_SET PROBLEM:_ Each line below is to be written out in full, exactly as shown.

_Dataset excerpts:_
____
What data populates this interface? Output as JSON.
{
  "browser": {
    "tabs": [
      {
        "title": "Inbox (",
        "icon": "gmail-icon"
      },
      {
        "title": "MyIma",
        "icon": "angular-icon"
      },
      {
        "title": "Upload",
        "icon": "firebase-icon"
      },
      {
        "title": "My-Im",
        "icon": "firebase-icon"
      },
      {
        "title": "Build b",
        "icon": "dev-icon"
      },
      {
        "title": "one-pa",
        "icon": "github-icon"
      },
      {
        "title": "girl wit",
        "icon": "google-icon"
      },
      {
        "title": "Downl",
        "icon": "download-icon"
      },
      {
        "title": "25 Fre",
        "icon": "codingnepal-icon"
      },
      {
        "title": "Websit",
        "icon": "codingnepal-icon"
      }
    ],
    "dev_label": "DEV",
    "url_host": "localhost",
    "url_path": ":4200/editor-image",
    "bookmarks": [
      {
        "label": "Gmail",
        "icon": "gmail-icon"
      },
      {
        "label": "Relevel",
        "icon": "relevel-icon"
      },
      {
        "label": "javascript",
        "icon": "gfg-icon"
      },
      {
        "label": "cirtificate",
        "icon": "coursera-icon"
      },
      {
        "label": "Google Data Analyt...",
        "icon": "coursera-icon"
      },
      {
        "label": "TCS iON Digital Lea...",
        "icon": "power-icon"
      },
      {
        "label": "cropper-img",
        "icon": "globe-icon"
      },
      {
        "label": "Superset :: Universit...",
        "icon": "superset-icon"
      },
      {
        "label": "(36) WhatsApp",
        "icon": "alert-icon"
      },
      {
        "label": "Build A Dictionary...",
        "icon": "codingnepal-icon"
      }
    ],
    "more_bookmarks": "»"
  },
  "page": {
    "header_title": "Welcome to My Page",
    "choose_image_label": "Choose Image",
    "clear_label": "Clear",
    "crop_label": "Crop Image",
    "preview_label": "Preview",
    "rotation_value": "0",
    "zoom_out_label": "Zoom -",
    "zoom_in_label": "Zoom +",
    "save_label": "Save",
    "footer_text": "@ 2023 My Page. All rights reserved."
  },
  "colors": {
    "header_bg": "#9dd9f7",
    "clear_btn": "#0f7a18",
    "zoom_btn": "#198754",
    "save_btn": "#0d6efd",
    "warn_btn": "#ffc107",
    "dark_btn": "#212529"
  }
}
____
_WORKED ANSWER:_
What data populates this interface? Output as JSON.
{
  "browser": {
    "tabs": [
      {
        "title": "Inbox (",
        "icon": "gmail-icon"
      },
      {
        "title": "MyIma",
        "icon": "angular-icon"
      },
      {
        "title": "Upload",
        "icon": "firebase-icon"
      },
      {
        "title": "My-Im",
        "icon": "firebase-icon"
      },
      {
        "title": "Build b",
        "icon": "dev-icon"
      },
      {
        "title": "one-pa",
        "icon": "github-icon"
      },
      {
        "title": "girl wit",
        "icon": "google-icon"
      },
      {
        "title": "Downl",
        "icon": "download-icon"
      },
      {
        "title": "25 Fre",
        "icon": "codingnepal-icon"
      },
      {
        "title": "Websit",
        "icon": "codingnepal-icon"
      }
    ],
    "dev_label": "DEV",
    "url_host": "localhost",
    "url_path": ":4200/editor-image",
    "bookmarks": [
      {
        "label": "Gmail",
        "icon": "gmail-icon"
      },
      {
        "label": "Relevel",
        "icon": "relevel-icon"
      },
      {
        "label": "javascript",
        "icon": "gfg-icon"
      },
      {
        "label": "cirtificate",
        "icon": "coursera-icon"
      },
      {
        "label": "Google Data Analyt...",
        "icon": "coursera-icon"
      },
      {
        "label": "TCS iON Digital Lea...",
        "icon": "power-icon"
      },
      {
        "label": "cropper-img",
        "icon": "globe-icon"
      },
      {
        "label": "Superset :: Universit...",
        "icon": "superset-icon"
      },
      {
        "label": "(36) WhatsApp",
        "icon": "alert-icon"
      },
      {
        "label": "Build A Dictionary...",
        "icon": "codingnepal-icon"
      }
    ],
    "more_bookmarks": "»"
  },
  "page": {
    "header_title": "Welcome to My Page",
    "choose_image_label": "Choose Image",
    "clear_label": "Clear",
    "crop_label": "Crop Image",
    "preview_label": "Preview",
    "rotation_value": "0",
    "zoom_out_label": "Zoom -",
    "zoom_in_label": "Zoom +",
    "save_label": "Save",
    "footer_text": "@ 2023 My Page. All rights reserved."
  },
  "colors": {
    "header_bg": "#9dd9f7",
    "clear_btn": "#0f7a18",
    "zoom_btn": "#198754",
    "save_btn": "#0d6efd",
    "warn_btn": "#ffc107",
    "dark_btn": "#212529"
  }
}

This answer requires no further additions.